SET TASK. Using the entries that follow, count the lines containing the word "encendedor" and give that number by itself.

[start PROVIDED MATERIAL]

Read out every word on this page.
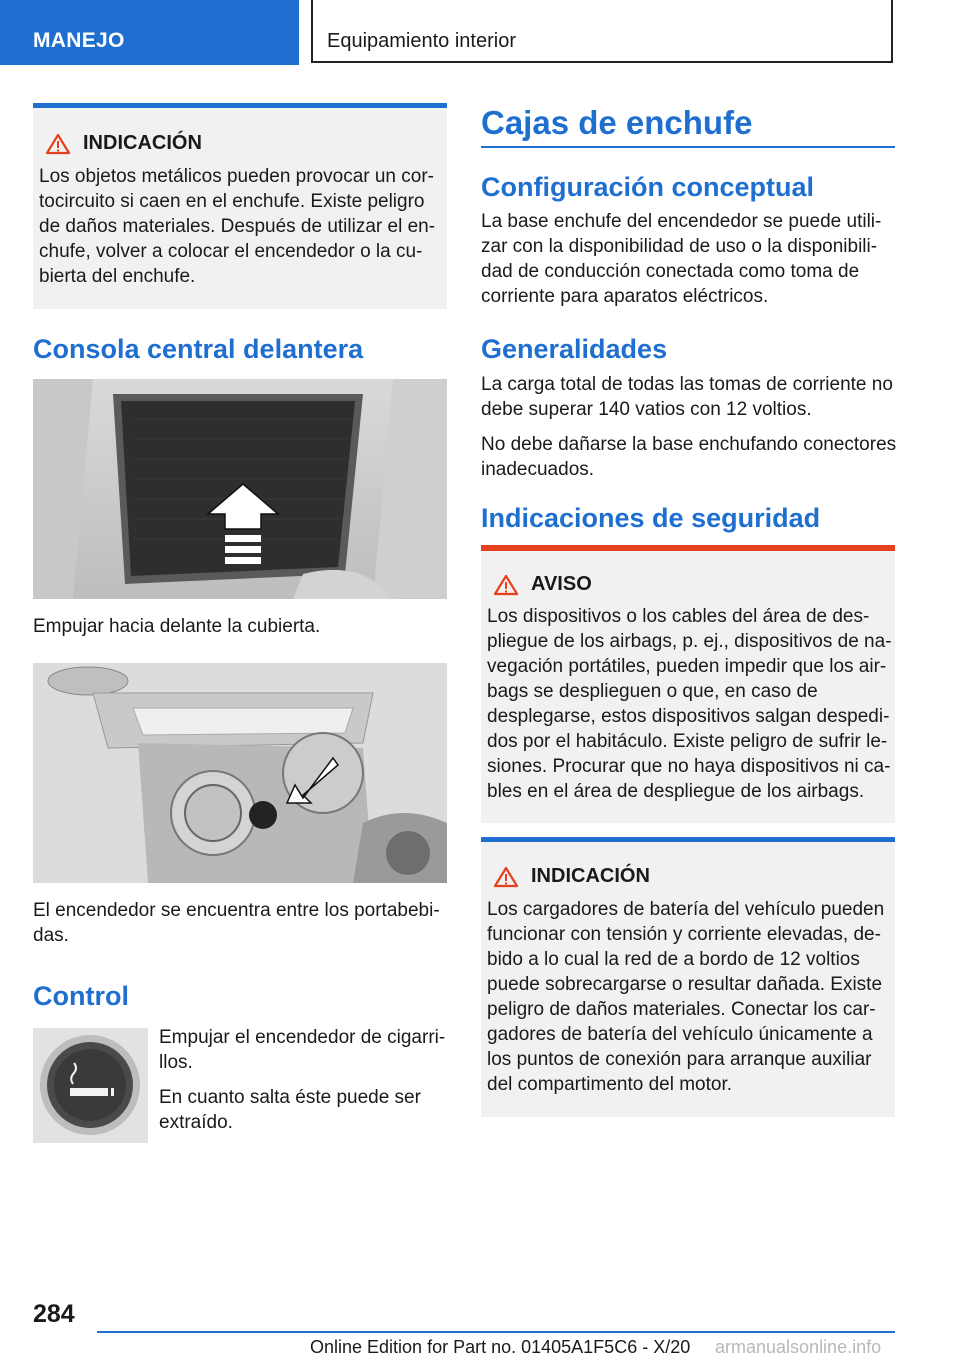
MANEJO	Equipamiento interior
INDICACIÓN
Los objetos metálicos pueden provocar un cor-
tocircuito si caen en el enchufe. Existe peligro
de daños materiales. Después de utilizar el en-
chufe, volver a colocar el encendedor o la cu-
bierta del enchufe.
Consola central delantera
Empujar hacia delante la cubierta.
El encendedor se encuentra entre los portabebi-
das.
Control
Empujar el encendedor de cigarri-
llos.
En cuanto salta éste puede ser
extraído.
Cajas de enchufe
Configuración conceptual
La base enchufe del encendedor se puede utili-
zar con la disponibilidad de uso o la disponibili-
dad de conducción conectada como toma de
corriente para aparatos eléctricos.
Generalidades
La carga total de todas las tomas de corriente no
debe superar 140 vatios con 12 voltios.
No debe dañarse la base enchufando conectores
inadecuados.
Indicaciones de seguridad
AVISO
Los dispositivos o los cables del área de des-
pliegue de los airbags, p. ej., dispositivos de na-
vegación portátiles, pueden impedir que los air-
bags se desplieguen o que, en caso de
desplegarse, estos dispositivos salgan despedi-
dos por el habitáculo. Existe peligro de sufrir le-
siones. Procurar que no haya dispositivos ni ca-
bles en el área de despliegue de los airbags.
INDICACIÓN
Los cargadores de batería del vehículo pueden
funcionar con tensión y corriente elevadas, de-
bido a lo cual la red de a bordo de 12 voltios
puede sobrecargarse o resultar dañada. Existe
peligro de daños materiales. Conectar los car-
gadores de batería del vehículo únicamente a
los puntos de conexión para arranque auxiliar
del compartimento del motor.
284
Online Edition for Part no. 01405A1F5C6 - X/20 armanualsonline.info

[end PROVIDED MATERIAL]

SOLUTION FOR THIS TASK. 4